* **Material to process**:
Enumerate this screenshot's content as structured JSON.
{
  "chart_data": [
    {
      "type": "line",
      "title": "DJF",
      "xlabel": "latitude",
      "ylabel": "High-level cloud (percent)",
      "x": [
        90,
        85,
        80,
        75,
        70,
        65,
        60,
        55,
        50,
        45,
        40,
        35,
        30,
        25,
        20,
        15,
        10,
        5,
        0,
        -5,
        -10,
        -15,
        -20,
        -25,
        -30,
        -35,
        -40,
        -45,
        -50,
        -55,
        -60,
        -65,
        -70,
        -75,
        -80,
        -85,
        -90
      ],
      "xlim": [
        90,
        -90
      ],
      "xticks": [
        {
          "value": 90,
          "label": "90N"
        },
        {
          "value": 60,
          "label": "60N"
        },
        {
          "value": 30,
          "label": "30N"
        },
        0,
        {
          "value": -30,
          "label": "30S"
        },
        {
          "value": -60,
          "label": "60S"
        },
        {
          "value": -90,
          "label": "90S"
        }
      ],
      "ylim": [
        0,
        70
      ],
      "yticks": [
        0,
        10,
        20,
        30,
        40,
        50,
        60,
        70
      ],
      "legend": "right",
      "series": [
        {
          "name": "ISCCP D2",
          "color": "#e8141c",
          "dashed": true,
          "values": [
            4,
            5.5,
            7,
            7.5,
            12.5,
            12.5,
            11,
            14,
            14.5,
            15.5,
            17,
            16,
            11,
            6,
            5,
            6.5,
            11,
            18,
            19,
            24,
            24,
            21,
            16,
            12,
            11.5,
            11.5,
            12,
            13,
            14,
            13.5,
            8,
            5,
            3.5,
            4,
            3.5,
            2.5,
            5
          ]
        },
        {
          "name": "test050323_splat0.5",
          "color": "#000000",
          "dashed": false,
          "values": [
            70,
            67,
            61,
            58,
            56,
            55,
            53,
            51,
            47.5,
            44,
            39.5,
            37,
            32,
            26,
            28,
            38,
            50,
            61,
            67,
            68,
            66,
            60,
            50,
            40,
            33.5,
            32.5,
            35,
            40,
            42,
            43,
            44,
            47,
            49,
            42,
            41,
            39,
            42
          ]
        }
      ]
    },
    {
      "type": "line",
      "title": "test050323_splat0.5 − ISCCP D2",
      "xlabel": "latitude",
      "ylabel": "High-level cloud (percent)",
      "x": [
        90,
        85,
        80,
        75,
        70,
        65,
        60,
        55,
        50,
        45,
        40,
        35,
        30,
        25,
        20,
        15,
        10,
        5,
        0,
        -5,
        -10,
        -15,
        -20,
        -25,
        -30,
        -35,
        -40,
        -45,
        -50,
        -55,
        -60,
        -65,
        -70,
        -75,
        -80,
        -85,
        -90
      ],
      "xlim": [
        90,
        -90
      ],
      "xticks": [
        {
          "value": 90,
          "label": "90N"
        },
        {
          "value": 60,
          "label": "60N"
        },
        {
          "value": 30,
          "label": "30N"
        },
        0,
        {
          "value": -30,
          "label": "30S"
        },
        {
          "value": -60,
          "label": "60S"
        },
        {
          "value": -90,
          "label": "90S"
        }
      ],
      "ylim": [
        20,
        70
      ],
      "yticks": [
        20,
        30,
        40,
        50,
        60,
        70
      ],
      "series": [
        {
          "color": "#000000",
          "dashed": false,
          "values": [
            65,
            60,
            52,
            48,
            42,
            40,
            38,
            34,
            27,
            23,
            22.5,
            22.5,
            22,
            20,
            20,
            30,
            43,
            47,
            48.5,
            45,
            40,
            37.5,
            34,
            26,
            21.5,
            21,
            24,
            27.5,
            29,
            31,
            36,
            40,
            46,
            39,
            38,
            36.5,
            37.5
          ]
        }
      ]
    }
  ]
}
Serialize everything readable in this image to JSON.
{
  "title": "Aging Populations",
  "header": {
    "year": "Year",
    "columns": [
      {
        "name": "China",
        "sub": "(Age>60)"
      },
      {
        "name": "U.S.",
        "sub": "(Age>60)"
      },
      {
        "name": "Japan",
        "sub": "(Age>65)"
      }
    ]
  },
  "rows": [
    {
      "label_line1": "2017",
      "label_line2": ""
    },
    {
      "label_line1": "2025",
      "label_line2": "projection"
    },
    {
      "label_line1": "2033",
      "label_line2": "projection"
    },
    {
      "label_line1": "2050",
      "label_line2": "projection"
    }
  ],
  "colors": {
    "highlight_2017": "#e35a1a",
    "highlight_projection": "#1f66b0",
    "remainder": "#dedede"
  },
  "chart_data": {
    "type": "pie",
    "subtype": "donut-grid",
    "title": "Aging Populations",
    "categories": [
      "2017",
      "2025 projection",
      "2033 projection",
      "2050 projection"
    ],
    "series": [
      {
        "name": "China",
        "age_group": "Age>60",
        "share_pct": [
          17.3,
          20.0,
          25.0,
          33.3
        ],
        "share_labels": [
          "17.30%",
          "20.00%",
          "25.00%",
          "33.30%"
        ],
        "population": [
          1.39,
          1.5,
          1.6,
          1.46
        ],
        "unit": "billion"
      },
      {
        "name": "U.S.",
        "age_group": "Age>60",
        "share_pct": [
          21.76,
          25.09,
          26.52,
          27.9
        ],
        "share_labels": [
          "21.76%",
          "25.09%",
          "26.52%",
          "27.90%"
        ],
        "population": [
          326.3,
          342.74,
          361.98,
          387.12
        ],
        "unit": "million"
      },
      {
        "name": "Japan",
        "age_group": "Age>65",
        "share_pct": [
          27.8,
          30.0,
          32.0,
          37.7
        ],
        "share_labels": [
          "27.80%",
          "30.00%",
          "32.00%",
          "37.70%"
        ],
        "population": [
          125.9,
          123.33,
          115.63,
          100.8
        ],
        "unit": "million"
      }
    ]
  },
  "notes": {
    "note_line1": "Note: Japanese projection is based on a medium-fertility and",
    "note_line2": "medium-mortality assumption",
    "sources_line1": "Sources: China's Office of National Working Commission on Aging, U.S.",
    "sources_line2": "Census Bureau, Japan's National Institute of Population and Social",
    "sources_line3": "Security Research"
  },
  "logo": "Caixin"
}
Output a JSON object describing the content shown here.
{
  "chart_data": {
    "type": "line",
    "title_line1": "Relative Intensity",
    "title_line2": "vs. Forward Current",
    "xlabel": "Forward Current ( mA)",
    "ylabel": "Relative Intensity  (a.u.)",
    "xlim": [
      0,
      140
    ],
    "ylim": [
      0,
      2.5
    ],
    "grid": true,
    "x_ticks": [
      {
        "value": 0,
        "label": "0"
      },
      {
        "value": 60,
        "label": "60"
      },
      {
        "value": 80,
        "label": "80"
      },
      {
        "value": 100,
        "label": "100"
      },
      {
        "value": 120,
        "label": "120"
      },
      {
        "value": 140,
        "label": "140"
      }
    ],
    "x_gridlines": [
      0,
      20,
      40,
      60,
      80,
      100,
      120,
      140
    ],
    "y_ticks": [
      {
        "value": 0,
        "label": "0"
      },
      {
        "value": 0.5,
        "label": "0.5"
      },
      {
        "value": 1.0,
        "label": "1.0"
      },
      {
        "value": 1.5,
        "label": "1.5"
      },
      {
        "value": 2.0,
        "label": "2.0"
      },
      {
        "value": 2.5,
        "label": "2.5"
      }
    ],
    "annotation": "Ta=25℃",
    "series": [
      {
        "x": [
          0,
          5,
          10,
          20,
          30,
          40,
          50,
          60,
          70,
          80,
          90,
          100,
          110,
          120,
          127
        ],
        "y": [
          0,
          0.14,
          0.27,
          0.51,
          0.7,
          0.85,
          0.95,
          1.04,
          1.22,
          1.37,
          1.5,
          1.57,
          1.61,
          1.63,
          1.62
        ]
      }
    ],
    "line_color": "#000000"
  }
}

* **Task brief**:
Each line must be given again exactly as written above.

* **The completed task**:
Enumerate this screenshot's content as structured JSON.
{
  "chart_data": [
    {
      "type": "line",
      "title": "DJF",
      "xlabel": "latitude",
      "ylabel": "High-level cloud (percent)",
      "x": [
        90,
        85,
        80,
        75,
        70,
        65,
        60,
        55,
        50,
        45,
        40,
        35,
        30,
        25,
        20,
        15,
        10,
        5,
        0,
        -5,
        -10,
        -15,
        -20,
        -25,
        -30,
        -35,
        -40,
        -45,
        -50,
        -55,
        -60,
        -65,
        -70,
        -75,
        -80,
        -85,
        -90
      ],
      "xlim": [
        90,
        -90
      ],
      "xticks": [
        {
          "value": 90,
          "label": "90N"
        },
        {
          "value": 60,
          "label": "60N"
        },
        {
          "value": 30,
          "label": "30N"
        },
        0,
        {
          "value": -30,
          "label": "30S"
        },
        {
          "value": -60,
          "label": "60S"
        },
        {
          "value": -90,
          "label": "90S"
        }
      ],
      "ylim": [
        0,
        70
      ],
      "yticks": [
        0,
        10,
        20,
        30,
        40,
        50,
        60,
        70
      ],
      "legend": "right",
      "series": [
        {
          "name": "ISCCP D2",
          "color": "#e8141c",
          "dashed": true,
          "values": [
            4,
            5.5,
            7,
            7.5,
            12.5,
            12.5,
            11,
            14,
            14.5,
            15.5,
            17,
            16,
            11,
            6,
            5,
            6.5,
            11,
            18,
            19,
            24,
            24,
            21,
            16,
            12,
            11.5,
            11.5,
            12,
            13,
            14,
            13.5,
            8,
            5,
            3.5,
            4,
            3.5,
            2.5,
            5
          ]
        },
        {
          "name": "test050323_splat0.5",
          "color": "#000000",
          "dashed": false,
          "values": [
            70,
            67,
            61,
            58,
            56,
            55,
            53,
            51,
            47.5,
            44,
            39.5,
            37,
            32,
            26,
            28,
            38,
            50,
            61,
            67,
            68,
            66,
            60,
            50,
            40,
            33.5,
            32.5,
            35,
            40,
            42,
            43,
            44,
            47,
            49,
            42,
            41,
            39,
            42
          ]
        }
      ]
    },
    {
      "type": "line",
      "title": "test050323_splat0.5 − ISCCP D2",
      "xlabel": "latitude",
      "ylabel": "High-level cloud (percent)",
      "x": [
        90,
        85,
        80,
        75,
        70,
        65,
        60,
        55,
        50,
        45,
        40,
        35,
        30,
        25,
        20,
        15,
        10,
        5,
        0,
        -5,
        -10,
        -15,
        -20,
        -25,
        -30,
        -35,
        -40,
        -45,
        -50,
        -55,
        -60,
        -65,
        -70,
        -75,
        -80,
        -85,
        -90
      ],
      "xlim": [
        90,
        -90
      ],
      "xticks": [
        {
          "value": 90,
          "label": "90N"
        },
        {
          "value": 60,
          "label": "60N"
        },
        {
          "value": 30,
          "label": "30N"
        },
        0,
        {
          "value": -30,
          "label": "30S"
        },
        {
          "value": -60,
          "label": "60S"
        },
        {
          "value": -90,
          "label": "90S"
        }
      ],
      "ylim": [
        20,
        70
      ],
      "yticks": [
        20,
        30,
        40,
        50,
        60,
        70
      ],
      "series": [
        {
          "color": "#000000",
          "dashed": false,
          "values": [
            65,
            60,
            52,
            48,
            42,
            40,
            38,
            34,
            27,
            23,
            22.5,
            22.5,
            22,
            20,
            20,
            30,
            43,
            47,
            48.5,
            45,
            40,
            37.5,
            34,
            26,
            21.5,
            21,
            24,
            27.5,
            29,
            31,
            36,
            40,
            46,
            39,
            38,
            36.5,
            37.5
          ]
        }
      ]
    }
  ]
}
Serialize everything readable in this image to JSON.
{
  "title": "Aging Populations",
  "header": {
    "year": "Year",
    "columns": [
      {
        "name": "China",
        "sub": "(Age>60)"
      },
      {
        "name": "U.S.",
        "sub": "(Age>60)"
      },
      {
        "name": "Japan",
        "sub": "(Age>65)"
      }
    ]
  },
  "rows": [
    {
      "label_line1": "2017",
      "label_line2": ""
    },
    {
      "label_line1": "2025",
      "label_line2": "projection"
    },
    {
      "label_line1": "2033",
      "label_line2": "projection"
    },
    {
      "label_line1": "2050",
      "label_line2": "projection"
    }
  ],
  "colors": {
    "highlight_2017": "#e35a1a",
    "highlight_projection": "#1f66b0",
    "remainder": "#dedede"
  },
  "chart_data": {
    "type": "pie",
    "subtype": "donut-grid",
    "title": "Aging Populations",
    "categories": [
      "2017",
      "2025 projection",
      "2033 projection",
      "2050 projection"
    ],
    "series": [
      {
        "name": "China",
        "age_group": "Age>60",
        "share_pct": [
          17.3,
          20.0,
          25.0,
          33.3
        ],
        "share_labels": [
          "17.30%",
          "20.00%",
          "25.00%",
          "33.30%"
        ],
        "population": [
          1.39,
          1.5,
          1.6,
          1.46
        ],
        "unit": "billion"
      },
      {
        "name": "U.S.",
        "age_group": "Age>60",
        "share_pct": [
          21.76,
          25.09,
          26.52,
          27.9
        ],
        "share_labels": [
          "21.76%",
          "25.09%",
          "26.52%",
          "27.90%"
        ],
        "population": [
          326.3,
          342.74,
          361.98,
          387.12
        ],
        "unit": "million"
      },
      {
        "name": "Japan",
        "age_group": "Age>65",
        "share_pct": [
          27.8,
          30.0,
          32.0,
          37.7
        ],
        "share_labels": [
          "27.80%",
          "30.00%",
          "32.00%",
          "37.70%"
        ],
        "population": [
          125.9,
          123.33,
          115.63,
          100.8
        ],
        "unit": "million"
      }
    ]
  },
  "notes": {
    "note_line1": "Note: Japanese projection is based on a medium-fertility and",
    "note_line2": "medium-mortality assumption",
    "sources_line1": "Sources: China's Office of National Working Commission on Aging, U.S.",
    "sources_line2": "Census Bureau, Japan's National Institute of Population and Social",
    "sources_line3": "Security Research"
  },
  "logo": "Caixin"
}
Output a JSON object describing the content shown here.
{
  "chart_data": {
    "type": "line",
    "title_line1": "Relative Intensity",
    "title_line2": "vs. Forward Current",
    "xlabel": "Forward Current ( mA)",
    "ylabel": "Relative Intensity  (a.u.)",
    "xlim": [
      0,
      140
    ],
    "ylim": [
      0,
      2.5
    ],
    "grid": true,
    "x_ticks": [
      {
        "value": 0,
        "label": "0"
      },
      {
        "value": 60,
        "label": "60"
      },
      {
        "value": 80,
        "label": "80"
      },
      {
        "value": 100,
        "label": "100"
      },
      {
        "value": 120,
        "label": "120"
      },
      {
        "value": 140,
        "label": "140"
      }
    ],
    "x_gridlines": [
      0,
      20,
      40,
      60,
      80,
      100,
      120,
      140
    ],
    "y_ticks": [
      {
        "value": 0,
        "label": "0"
      },
      {
        "value": 0.5,
        "label": "0.5"
      },
      {
        "value": 1.0,
        "label": "1.0"
      },
      {
        "value": 1.5,
        "label": "1.5"
      },
      {
        "value": 2.0,
        "label": "2.0"
      },
      {
        "value": 2.5,
        "label": "2.5"
      }
    ],
    "annotation": "Ta=25℃",
    "series": [
      {
        "x": [
          0,
          5,
          10,
          20,
          30,
          40,
          50,
          60,
          70,
          80,
          90,
          100,
          110,
          120,
          127
        ],
        "y": [
          0,
          0.14,
          0.27,
          0.51,
          0.7,
          0.85,
          0.95,
          1.04,
          1.22,
          1.37,
          1.5,
          1.57,
          1.61,
          1.63,
          1.62
        ]
      }
    ],
    "line_color": "#000000"
  }
}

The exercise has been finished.